Exercises to complete:
- A) In the article on Menger's capital theory, what was the title of Menger's 1888 article on capital?
- B) From the article on Menger's capital theory, print the passage starting with "It could be" and going on through "the above word.".
- C) Translate this sentence from the article on Menger's capital theory into Spanish: "It is seldom recognized that by 1888 Menger had changed his view."

Extracted text:
※ ※ ※
Thursday, June 20, 2019

It Is Seldom Recognized that by 1888 Menger Had Changed His View on Capital Theory; He Turned Against All Capital Theories, Including His Own, If They Disregarded the Everyday Language Use of “Capital”

Carl Menger changed his point of view on capital theory considerably between 1871 and 1888 (Schumpeter 1997, p. 187; Braun 2014). He did not discuss capital very deeply in his Principles (Stigler 1937, p. 248), but to the extent he did, he advocated a capital theory that is concerned with production. His capital theory was connected to his vision of the production process as divided into several successive stages, where consumer goods result from the successive processing of combinations of higher-order goods to lower-order goods. Menger (1871, p. 155) says that one possesses capital if one “already has command of quantities of economic goods of higher order … in the present for future periods of time.” By adding this aspect to production theory and associating it with capital theory, he laid the groundwork for Austrian capital theory as developed by Böhm-Bawerk (1930), Friedrich von Hayek (1941), and Ludwig Lachmann (1978).

It is seldom recognized that by 1888 Menger had changed his view. In a long article on the subject — Zur Theorie des Kapitals (A Contribution to the theory of capital) — Menger proposed a radically different vision of the scope of capital theory. Streissler (2008, p. 371) is of the opinion that, by writing his article, Menger only made a prepublication attempt to refute the theory of Böhm-Bawerk. However, it seems more probable that Menger turned against all capital theories — including his own one — which have been developed by economists in disregard of everyday language use and established business practices. At the very outset, he declares that it is
a mistake that cannot be disapproved of enough when a science … denotes completely new concepts by words that, in common parlance, already describe a fundamentally different category of phenomena — a category that is also important for the respective discipline — correctly and properly (Menger 1888, 2).
It could be suggested that he was referring mainly to Böhm-Bawerk’s theory in this quote. However, there is every indication that Menger also implicitly revoked his earlier point of view. For the common parlance concept of capital is not identical with his own one from the Principles at all. In Menger’s (1888, p. 37; emphasis added) words, the common parlance view has nothing to do with the production process or the different orders of goods:
When businessmen and lawyers speak about capital, they do mean neither raw materials, nor auxiliary materials, nor articles of commerce, machines, buildings and other goods like this. Wherever the terminology of the Smithian school has not already penetrated common parlance, only sums of money are denoted by the above word.
※ ※ ※
Information provided:
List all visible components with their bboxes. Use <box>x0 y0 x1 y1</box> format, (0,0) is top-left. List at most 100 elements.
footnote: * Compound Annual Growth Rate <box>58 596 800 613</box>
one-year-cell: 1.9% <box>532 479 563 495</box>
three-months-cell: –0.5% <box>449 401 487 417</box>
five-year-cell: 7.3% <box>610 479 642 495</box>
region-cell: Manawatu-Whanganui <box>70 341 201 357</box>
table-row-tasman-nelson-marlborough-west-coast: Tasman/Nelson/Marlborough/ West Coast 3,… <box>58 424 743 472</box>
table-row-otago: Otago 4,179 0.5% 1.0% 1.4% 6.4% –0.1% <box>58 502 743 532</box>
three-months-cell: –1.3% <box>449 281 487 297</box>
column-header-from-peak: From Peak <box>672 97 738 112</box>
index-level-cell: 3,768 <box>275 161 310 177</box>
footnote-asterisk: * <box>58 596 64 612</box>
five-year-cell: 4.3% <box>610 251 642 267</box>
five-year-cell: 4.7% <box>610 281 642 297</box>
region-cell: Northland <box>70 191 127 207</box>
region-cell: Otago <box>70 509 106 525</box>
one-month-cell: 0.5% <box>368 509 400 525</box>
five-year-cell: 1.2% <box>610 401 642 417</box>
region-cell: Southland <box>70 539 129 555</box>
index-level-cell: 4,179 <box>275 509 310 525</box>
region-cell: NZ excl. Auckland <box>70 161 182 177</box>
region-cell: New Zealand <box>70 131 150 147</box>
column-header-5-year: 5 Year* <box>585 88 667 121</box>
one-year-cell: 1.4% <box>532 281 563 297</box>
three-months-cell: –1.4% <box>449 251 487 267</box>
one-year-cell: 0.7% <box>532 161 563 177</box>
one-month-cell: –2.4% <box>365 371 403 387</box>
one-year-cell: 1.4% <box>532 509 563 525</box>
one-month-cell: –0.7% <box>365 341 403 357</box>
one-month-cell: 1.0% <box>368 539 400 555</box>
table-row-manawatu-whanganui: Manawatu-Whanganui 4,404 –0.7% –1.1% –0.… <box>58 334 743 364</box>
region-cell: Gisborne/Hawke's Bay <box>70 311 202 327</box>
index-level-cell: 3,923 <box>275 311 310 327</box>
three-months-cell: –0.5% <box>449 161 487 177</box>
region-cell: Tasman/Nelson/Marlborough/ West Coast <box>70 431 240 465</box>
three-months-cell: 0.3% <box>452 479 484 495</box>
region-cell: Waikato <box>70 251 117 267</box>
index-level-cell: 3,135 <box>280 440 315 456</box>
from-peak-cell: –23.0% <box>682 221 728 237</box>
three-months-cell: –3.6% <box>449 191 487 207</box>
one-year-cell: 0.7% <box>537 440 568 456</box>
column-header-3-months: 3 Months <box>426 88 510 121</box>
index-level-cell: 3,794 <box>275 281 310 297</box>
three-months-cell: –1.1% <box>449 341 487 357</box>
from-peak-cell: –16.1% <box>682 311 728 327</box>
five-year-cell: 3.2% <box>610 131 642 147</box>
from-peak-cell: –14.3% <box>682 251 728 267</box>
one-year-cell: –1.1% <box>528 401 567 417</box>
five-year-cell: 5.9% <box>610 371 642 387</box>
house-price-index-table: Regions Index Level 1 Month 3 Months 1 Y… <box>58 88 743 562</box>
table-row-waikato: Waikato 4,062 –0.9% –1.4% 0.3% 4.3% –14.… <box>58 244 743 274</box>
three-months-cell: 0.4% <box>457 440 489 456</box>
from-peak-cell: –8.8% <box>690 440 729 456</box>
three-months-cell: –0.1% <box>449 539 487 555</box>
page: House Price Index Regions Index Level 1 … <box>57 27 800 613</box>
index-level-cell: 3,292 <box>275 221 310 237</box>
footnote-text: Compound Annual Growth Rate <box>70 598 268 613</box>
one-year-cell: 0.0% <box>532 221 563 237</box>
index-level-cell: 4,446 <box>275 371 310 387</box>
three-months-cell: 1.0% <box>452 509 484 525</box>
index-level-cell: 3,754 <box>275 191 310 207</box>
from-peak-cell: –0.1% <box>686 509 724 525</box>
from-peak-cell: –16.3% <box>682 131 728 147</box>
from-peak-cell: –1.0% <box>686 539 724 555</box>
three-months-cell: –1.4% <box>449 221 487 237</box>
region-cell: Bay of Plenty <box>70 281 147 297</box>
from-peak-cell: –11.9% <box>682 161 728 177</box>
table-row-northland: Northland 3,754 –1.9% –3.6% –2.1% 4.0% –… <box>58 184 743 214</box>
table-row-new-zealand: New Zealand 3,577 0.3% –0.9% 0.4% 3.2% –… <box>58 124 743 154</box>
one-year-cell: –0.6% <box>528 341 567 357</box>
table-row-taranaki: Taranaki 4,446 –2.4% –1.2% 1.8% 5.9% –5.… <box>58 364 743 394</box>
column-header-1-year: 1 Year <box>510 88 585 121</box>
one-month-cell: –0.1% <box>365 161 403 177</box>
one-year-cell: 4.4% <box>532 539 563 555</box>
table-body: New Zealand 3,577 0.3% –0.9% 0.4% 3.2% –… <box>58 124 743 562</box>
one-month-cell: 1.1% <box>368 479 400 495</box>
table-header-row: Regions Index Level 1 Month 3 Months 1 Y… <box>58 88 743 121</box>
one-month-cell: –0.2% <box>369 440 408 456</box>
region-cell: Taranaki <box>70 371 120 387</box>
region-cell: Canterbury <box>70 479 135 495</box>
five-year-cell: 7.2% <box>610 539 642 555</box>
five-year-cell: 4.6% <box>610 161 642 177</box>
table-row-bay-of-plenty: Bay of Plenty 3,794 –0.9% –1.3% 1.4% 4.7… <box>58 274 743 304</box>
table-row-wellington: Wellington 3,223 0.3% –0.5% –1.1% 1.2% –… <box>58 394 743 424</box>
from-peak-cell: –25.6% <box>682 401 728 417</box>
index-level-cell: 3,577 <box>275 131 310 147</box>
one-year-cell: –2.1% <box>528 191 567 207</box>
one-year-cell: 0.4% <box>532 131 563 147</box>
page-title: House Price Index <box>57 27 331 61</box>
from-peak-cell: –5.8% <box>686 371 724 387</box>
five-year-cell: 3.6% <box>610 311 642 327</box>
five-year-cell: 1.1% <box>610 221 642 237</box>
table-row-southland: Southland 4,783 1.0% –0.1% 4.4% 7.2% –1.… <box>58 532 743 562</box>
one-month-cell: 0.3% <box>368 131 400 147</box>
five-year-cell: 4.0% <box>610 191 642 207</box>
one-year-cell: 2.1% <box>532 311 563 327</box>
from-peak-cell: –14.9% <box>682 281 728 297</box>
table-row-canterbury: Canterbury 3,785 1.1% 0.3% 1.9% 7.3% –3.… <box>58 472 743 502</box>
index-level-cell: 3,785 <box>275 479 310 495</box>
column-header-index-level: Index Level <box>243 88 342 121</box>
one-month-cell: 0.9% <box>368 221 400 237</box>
※ ※ ※
Answers for the exercise:
- A) Zur Theorie des Kapitals (A Contribution to the theory of capital)

- B)
It could be suggested that he was referring mainly to Böhm-Bawerk’s theory in this quote. However, there is every indication that Menger also implicitly revoked his earlier point of view. For the common parlance concept of capital is not identical with his own one from the Principles at all. In Menger’s (1888, p. 37; emphasis added) words, the common parlance view has nothing to do with the production process or the different orders of goods:
When businessmen and lawyers speak about capital, they do mean neither raw materials, nor auxiliary materials, nor articles of commerce, machines, buildings and other goods like this. Wherever the terminology of the Smithian school has not already penetrated common parlance, only sums of money are denoted by the above word.

- C) Rara vez se reconoce que, hacia 1888, Menger había cambiado de opinión.